* _Material provided_

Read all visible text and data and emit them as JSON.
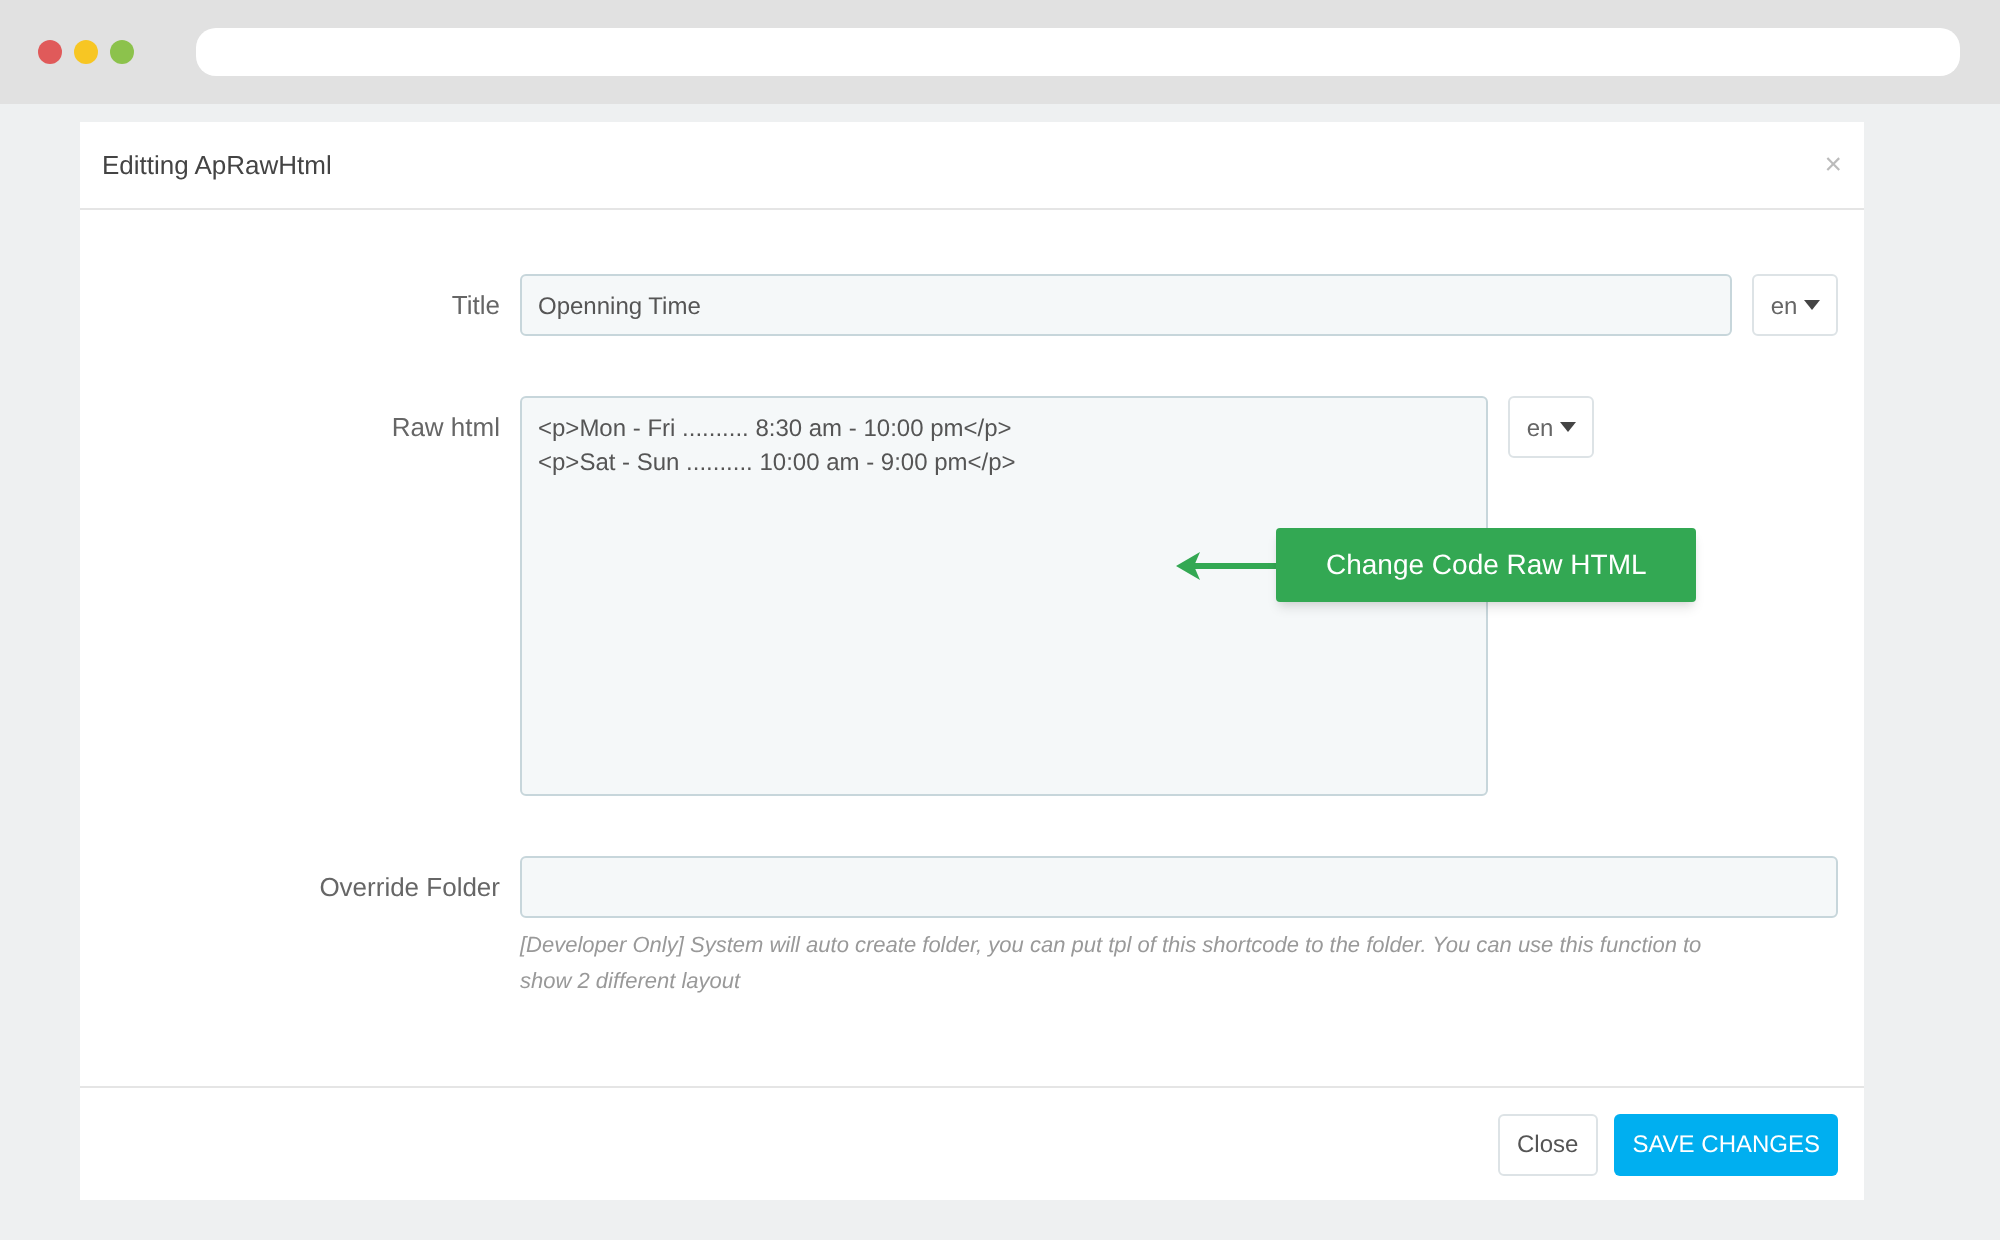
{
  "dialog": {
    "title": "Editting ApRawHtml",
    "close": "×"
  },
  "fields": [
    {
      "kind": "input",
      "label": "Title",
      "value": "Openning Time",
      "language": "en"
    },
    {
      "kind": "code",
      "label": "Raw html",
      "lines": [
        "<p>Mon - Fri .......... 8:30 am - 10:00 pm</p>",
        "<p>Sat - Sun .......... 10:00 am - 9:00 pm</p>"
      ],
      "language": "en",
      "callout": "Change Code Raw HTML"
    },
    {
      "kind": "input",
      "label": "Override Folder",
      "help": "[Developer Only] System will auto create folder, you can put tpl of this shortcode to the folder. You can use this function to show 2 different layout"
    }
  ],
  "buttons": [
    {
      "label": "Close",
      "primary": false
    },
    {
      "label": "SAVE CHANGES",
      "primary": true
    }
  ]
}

* _Problem to work on_
Omit the pictures and restate the rest of the records verbatim.

* _Answer below_
Read all visible text and data and emit them as JSON.
{
  "dialog": {
    "title": "Editting ApRawHtml",
    "close": "×"
  },
  "fields": [
    {
      "kind": "input",
      "label": "Title",
      "value": "Openning Time",
      "language": "en"
    },
    {
      "kind": "code",
      "label": "Raw html",
      "lines": [
        "<p>Mon - Fri .......... 8:30 am - 10:00 pm</p>",
        "<p>Sat - Sun .......... 10:00 am - 9:00 pm</p>"
      ],
      "language": "en",
      "callout": "Change Code Raw HTML"
    },
    {
      "kind": "input",
      "label": "Override Folder",
      "help": "[Developer Only] System will auto create folder, you can put tpl of this shortcode to the folder. You can use this function to show 2 different layout"
    }
  ],
  "buttons": [
    {
      "label": "Close",
      "primary": false
    },
    {
      "label": "SAVE CHANGES",
      "primary": true
    }
  ]
}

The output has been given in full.